● What the exercise asks: The records below must be copied in full; omit the images.

● Records for the task:
---+---

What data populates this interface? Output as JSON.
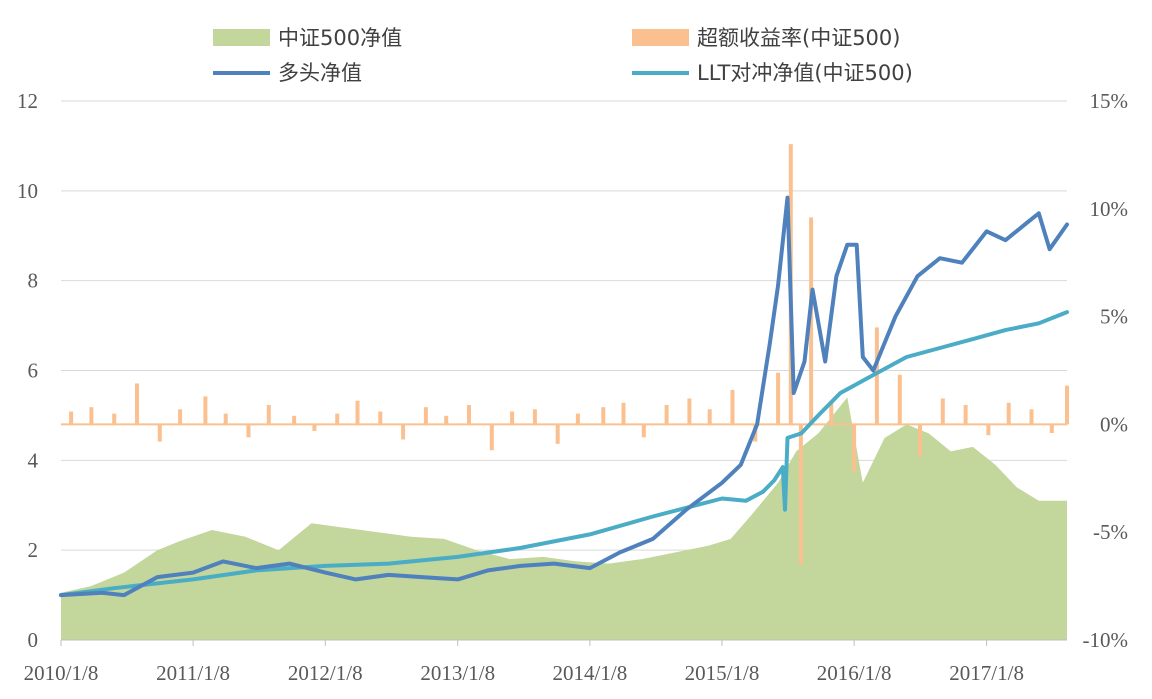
{
  "chart_data": {
    "type": "line",
    "title": "",
    "xlabel": "",
    "ylabel": "",
    "y_left_lim": [
      0,
      12
    ],
    "y_left_ticks": [
      "0",
      "2",
      "4",
      "6",
      "8",
      "10",
      "12"
    ],
    "y_right_lim": [
      -10,
      15
    ],
    "y_right_ticks": [
      "-10%",
      "-5%",
      "0%",
      "5%",
      "10%",
      "15%"
    ],
    "x_tick_labels": [
      "2010/1/8",
      "2011/1/8",
      "2012/1/8",
      "2013/1/8",
      "2014/1/8",
      "2015/1/8",
      "2016/1/8",
      "2017/1/8"
    ],
    "x_range": [
      "2010-01-08",
      "2017-08-18"
    ],
    "grid": true,
    "legend_position": "top",
    "series": [
      {
        "name": "中证500净值",
        "type": "area",
        "axis": "left",
        "color": "#c3d69b",
        "x": [
          "2010-01-08",
          "2010-04-01",
          "2010-07-01",
          "2010-10-01",
          "2010-12-01",
          "2011-03-01",
          "2011-06-01",
          "2011-09-01",
          "2011-12-01",
          "2012-03-01",
          "2012-06-01",
          "2012-09-01",
          "2012-12-01",
          "2013-03-01",
          "2013-06-01",
          "2013-09-01",
          "2013-12-01",
          "2014-03-01",
          "2014-06-01",
          "2014-09-01",
          "2014-12-01",
          "2015-02-01",
          "2015-04-01",
          "2015-06-12",
          "2015-08-01",
          "2015-10-01",
          "2015-12-20",
          "2016-02-01",
          "2016-04-01",
          "2016-06-01",
          "2016-08-01",
          "2016-10-01",
          "2016-12-01",
          "2017-02-01",
          "2017-04-01",
          "2017-06-01",
          "2017-08-18"
        ],
        "values": [
          1.05,
          1.2,
          1.5,
          2.0,
          2.2,
          2.45,
          2.3,
          2.0,
          2.6,
          2.5,
          2.4,
          2.3,
          2.25,
          2.0,
          1.8,
          1.85,
          1.75,
          1.7,
          1.8,
          1.95,
          2.1,
          2.25,
          2.8,
          3.5,
          4.2,
          4.6,
          5.4,
          3.5,
          4.5,
          4.8,
          4.6,
          4.2,
          4.3,
          3.9,
          3.4,
          3.1,
          3.1
        ]
      },
      {
        "name": "超额收益率(中证500)",
        "type": "bar",
        "axis": "right",
        "color": "#fac090",
        "x": [
          "2010-02-05",
          "2010-04-02",
          "2010-06-04",
          "2010-08-06",
          "2010-10-08",
          "2010-12-03",
          "2011-02-11",
          "2011-04-08",
          "2011-06-10",
          "2011-08-05",
          "2011-10-14",
          "2011-12-09",
          "2012-02-10",
          "2012-04-06",
          "2012-06-08",
          "2012-08-10",
          "2012-10-12",
          "2012-12-07",
          "2013-02-08",
          "2013-04-12",
          "2013-06-07",
          "2013-08-09",
          "2013-10-11",
          "2013-12-06",
          "2014-02-14",
          "2014-04-11",
          "2014-06-06",
          "2014-08-08",
          "2014-10-10",
          "2014-12-05",
          "2015-02-06",
          "2015-04-10",
          "2015-06-12",
          "2015-07-17",
          "2015-08-14",
          "2015-09-11",
          "2015-11-06",
          "2016-01-08",
          "2016-03-11",
          "2016-05-13",
          "2016-07-08",
          "2016-09-09",
          "2016-11-11",
          "2017-01-13",
          "2017-03-10",
          "2017-05-12",
          "2017-07-07",
          "2017-08-18"
        ],
        "values": [
          0.6,
          0.8,
          0.5,
          1.9,
          -0.8,
          0.7,
          1.3,
          0.5,
          -0.6,
          0.9,
          0.4,
          -0.3,
          0.5,
          1.1,
          0.6,
          -0.7,
          0.8,
          0.4,
          0.9,
          -1.2,
          0.6,
          0.7,
          -0.9,
          0.5,
          0.8,
          1.0,
          -0.6,
          0.9,
          1.2,
          0.7,
          1.6,
          -0.8,
          2.4,
          13.0,
          -6.5,
          9.6,
          1.1,
          -2.2,
          4.5,
          2.3,
          -1.5,
          1.2,
          0.9,
          -0.5,
          1.0,
          0.7,
          -0.4,
          1.8
        ]
      },
      {
        "name": "多头净值",
        "type": "line",
        "axis": "left",
        "color": "#4f81bd",
        "x": [
          "2010-01-08",
          "2010-05-01",
          "2010-07-01",
          "2010-10-01",
          "2011-01-08",
          "2011-04-01",
          "2011-07-01",
          "2011-10-01",
          "2012-01-08",
          "2012-04-01",
          "2012-07-01",
          "2012-10-01",
          "2013-01-08",
          "2013-04-01",
          "2013-07-01",
          "2013-10-01",
          "2014-01-08",
          "2014-04-01",
          "2014-07-01",
          "2014-10-01",
          "2015-01-08",
          "2015-03-01",
          "2015-04-15",
          "2015-05-20",
          "2015-06-12",
          "2015-07-08",
          "2015-07-25",
          "2015-08-24",
          "2015-09-15",
          "2015-10-20",
          "2015-11-20",
          "2015-12-20",
          "2016-01-15",
          "2016-02-01",
          "2016-03-01",
          "2016-05-01",
          "2016-07-01",
          "2016-09-01",
          "2016-11-01",
          "2017-01-08",
          "2017-03-01",
          "2017-05-01",
          "2017-06-01",
          "2017-07-01",
          "2017-08-18"
        ],
        "values": [
          1.0,
          1.05,
          1.0,
          1.4,
          1.5,
          1.75,
          1.6,
          1.7,
          1.5,
          1.35,
          1.45,
          1.4,
          1.35,
          1.55,
          1.65,
          1.7,
          1.6,
          1.95,
          2.25,
          2.9,
          3.5,
          3.9,
          4.8,
          6.6,
          7.9,
          9.85,
          5.5,
          6.2,
          7.8,
          6.2,
          8.1,
          8.8,
          8.8,
          6.3,
          6.0,
          7.2,
          8.1,
          8.5,
          8.4,
          9.1,
          8.9,
          9.3,
          9.5,
          8.7,
          9.25
        ]
      },
      {
        "name": "LLT对冲净值(中证500)",
        "type": "line",
        "axis": "left",
        "color": "#4bacc6",
        "x": [
          "2010-01-08",
          "2010-06-01",
          "2011-01-08",
          "2011-07-01",
          "2012-01-08",
          "2012-07-01",
          "2013-01-08",
          "2013-07-01",
          "2014-01-08",
          "2014-07-01",
          "2015-01-08",
          "2015-03-15",
          "2015-05-01",
          "2015-06-01",
          "2015-06-25",
          "2015-07-01",
          "2015-07-08",
          "2015-08-15",
          "2015-10-01",
          "2015-12-01",
          "2016-03-01",
          "2016-06-01",
          "2016-09-01",
          "2016-12-01",
          "2017-03-01",
          "2017-06-01",
          "2017-08-18"
        ],
        "values": [
          1.0,
          1.15,
          1.35,
          1.55,
          1.65,
          1.7,
          1.85,
          2.05,
          2.35,
          2.75,
          3.15,
          3.1,
          3.3,
          3.55,
          3.85,
          2.9,
          4.5,
          4.6,
          5.0,
          5.5,
          5.9,
          6.3,
          6.5,
          6.7,
          6.9,
          7.05,
          7.3
        ]
      }
    ]
  }
}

---+---

● Answer to the task:
What data populates this interface? Output as JSON.
{
  "chart_data": {
    "type": "line",
    "title": "",
    "xlabel": "",
    "ylabel": "",
    "y_left_lim": [
      0,
      12
    ],
    "y_left_ticks": [
      "0",
      "2",
      "4",
      "6",
      "8",
      "10",
      "12"
    ],
    "y_right_lim": [
      -10,
      15
    ],
    "y_right_ticks": [
      "-10%",
      "-5%",
      "0%",
      "5%",
      "10%",
      "15%"
    ],
    "x_tick_labels": [
      "2010/1/8",
      "2011/1/8",
      "2012/1/8",
      "2013/1/8",
      "2014/1/8",
      "2015/1/8",
      "2016/1/8",
      "2017/1/8"
    ],
    "x_range": [
      "2010-01-08",
      "2017-08-18"
    ],
    "grid": true,
    "legend_position": "top",
    "series": [
      {
        "name": "中证500净值",
        "type": "area",
        "axis": "left",
        "color": "#c3d69b",
        "x": [
          "2010-01-08",
          "2010-04-01",
          "2010-07-01",
          "2010-10-01",
          "2010-12-01",
          "2011-03-01",
          "2011-06-01",
          "2011-09-01",
          "2011-12-01",
          "2012-03-01",
          "2012-06-01",
          "2012-09-01",
          "2012-12-01",
          "2013-03-01",
          "2013-06-01",
          "2013-09-01",
          "2013-12-01",
          "2014-03-01",
          "2014-06-01",
          "2014-09-01",
          "2014-12-01",
          "2015-02-01",
          "2015-04-01",
          "2015-06-12",
          "2015-08-01",
          "2015-10-01",
          "2015-12-20",
          "2016-02-01",
          "2016-04-01",
          "2016-06-01",
          "2016-08-01",
          "2016-10-01",
          "2016-12-01",
          "2017-02-01",
          "2017-04-01",
          "2017-06-01",
          "2017-08-18"
        ],
        "values": [
          1.05,
          1.2,
          1.5,
          2.0,
          2.2,
          2.45,
          2.3,
          2.0,
          2.6,
          2.5,
          2.4,
          2.3,
          2.25,
          2.0,
          1.8,
          1.85,
          1.75,
          1.7,
          1.8,
          1.95,
          2.1,
          2.25,
          2.8,
          3.5,
          4.2,
          4.6,
          5.4,
          3.5,
          4.5,
          4.8,
          4.6,
          4.2,
          4.3,
          3.9,
          3.4,
          3.1,
          3.1
        ]
      },
      {
        "name": "超额收益率(中证500)",
        "type": "bar",
        "axis": "right",
        "color": "#fac090",
        "x": [
          "2010-02-05",
          "2010-04-02",
          "2010-06-04",
          "2010-08-06",
          "2010-10-08",
          "2010-12-03",
          "2011-02-11",
          "2011-04-08",
          "2011-06-10",
          "2011-08-05",
          "2011-10-14",
          "2011-12-09",
          "2012-02-10",
          "2012-04-06",
          "2012-06-08",
          "2012-08-10",
          "2012-10-12",
          "2012-12-07",
          "2013-02-08",
          "2013-04-12",
          "2013-06-07",
          "2013-08-09",
          "2013-10-11",
          "2013-12-06",
          "2014-02-14",
          "2014-04-11",
          "2014-06-06",
          "2014-08-08",
          "2014-10-10",
          "2014-12-05",
          "2015-02-06",
          "2015-04-10",
          "2015-06-12",
          "2015-07-17",
          "2015-08-14",
          "2015-09-11",
          "2015-11-06",
          "2016-01-08",
          "2016-03-11",
          "2016-05-13",
          "2016-07-08",
          "2016-09-09",
          "2016-11-11",
          "2017-01-13",
          "2017-03-10",
          "2017-05-12",
          "2017-07-07",
          "2017-08-18"
        ],
        "values": [
          0.6,
          0.8,
          0.5,
          1.9,
          -0.8,
          0.7,
          1.3,
          0.5,
          -0.6,
          0.9,
          0.4,
          -0.3,
          0.5,
          1.1,
          0.6,
          -0.7,
          0.8,
          0.4,
          0.9,
          -1.2,
          0.6,
          0.7,
          -0.9,
          0.5,
          0.8,
          1.0,
          -0.6,
          0.9,
          1.2,
          0.7,
          1.6,
          -0.8,
          2.4,
          13.0,
          -6.5,
          9.6,
          1.1,
          -2.2,
          4.5,
          2.3,
          -1.5,
          1.2,
          0.9,
          -0.5,
          1.0,
          0.7,
          -0.4,
          1.8
        ]
      },
      {
        "name": "多头净值",
        "type": "line",
        "axis": "left",
        "color": "#4f81bd",
        "x": [
          "2010-01-08",
          "2010-05-01",
          "2010-07-01",
          "2010-10-01",
          "2011-01-08",
          "2011-04-01",
          "2011-07-01",
          "2011-10-01",
          "2012-01-08",
          "2012-04-01",
          "2012-07-01",
          "2012-10-01",
          "2013-01-08",
          "2013-04-01",
          "2013-07-01",
          "2013-10-01",
          "2014-01-08",
          "2014-04-01",
          "2014-07-01",
          "2014-10-01",
          "2015-01-08",
          "2015-03-01",
          "2015-04-15",
          "2015-05-20",
          "2015-06-12",
          "2015-07-08",
          "2015-07-25",
          "2015-08-24",
          "2015-09-15",
          "2015-10-20",
          "2015-11-20",
          "2015-12-20",
          "2016-01-15",
          "2016-02-01",
          "2016-03-01",
          "2016-05-01",
          "2016-07-01",
          "2016-09-01",
          "2016-11-01",
          "2017-01-08",
          "2017-03-01",
          "2017-05-01",
          "2017-06-01",
          "2017-07-01",
          "2017-08-18"
        ],
        "values": [
          1.0,
          1.05,
          1.0,
          1.4,
          1.5,
          1.75,
          1.6,
          1.7,
          1.5,
          1.35,
          1.45,
          1.4,
          1.35,
          1.55,
          1.65,
          1.7,
          1.6,
          1.95,
          2.25,
          2.9,
          3.5,
          3.9,
          4.8,
          6.6,
          7.9,
          9.85,
          5.5,
          6.2,
          7.8,
          6.2,
          8.1,
          8.8,
          8.8,
          6.3,
          6.0,
          7.2,
          8.1,
          8.5,
          8.4,
          9.1,
          8.9,
          9.3,
          9.5,
          8.7,
          9.25
        ]
      },
      {
        "name": "LLT对冲净值(中证500)",
        "type": "line",
        "axis": "left",
        "color": "#4bacc6",
        "x": [
          "2010-01-08",
          "2010-06-01",
          "2011-01-08",
          "2011-07-01",
          "2012-01-08",
          "2012-07-01",
          "2013-01-08",
          "2013-07-01",
          "2014-01-08",
          "2014-07-01",
          "2015-01-08",
          "2015-03-15",
          "2015-05-01",
          "2015-06-01",
          "2015-06-25",
          "2015-07-01",
          "2015-07-08",
          "2015-08-15",
          "2015-10-01",
          "2015-12-01",
          "2016-03-01",
          "2016-06-01",
          "2016-09-01",
          "2016-12-01",
          "2017-03-01",
          "2017-06-01",
          "2017-08-18"
        ],
        "values": [
          1.0,
          1.15,
          1.35,
          1.55,
          1.65,
          1.7,
          1.85,
          2.05,
          2.35,
          2.75,
          3.15,
          3.1,
          3.3,
          3.55,
          3.85,
          2.9,
          4.5,
          4.6,
          5.0,
          5.5,
          5.9,
          6.3,
          6.5,
          6.7,
          6.9,
          7.05,
          7.3
        ]
      }
    ]
  }
}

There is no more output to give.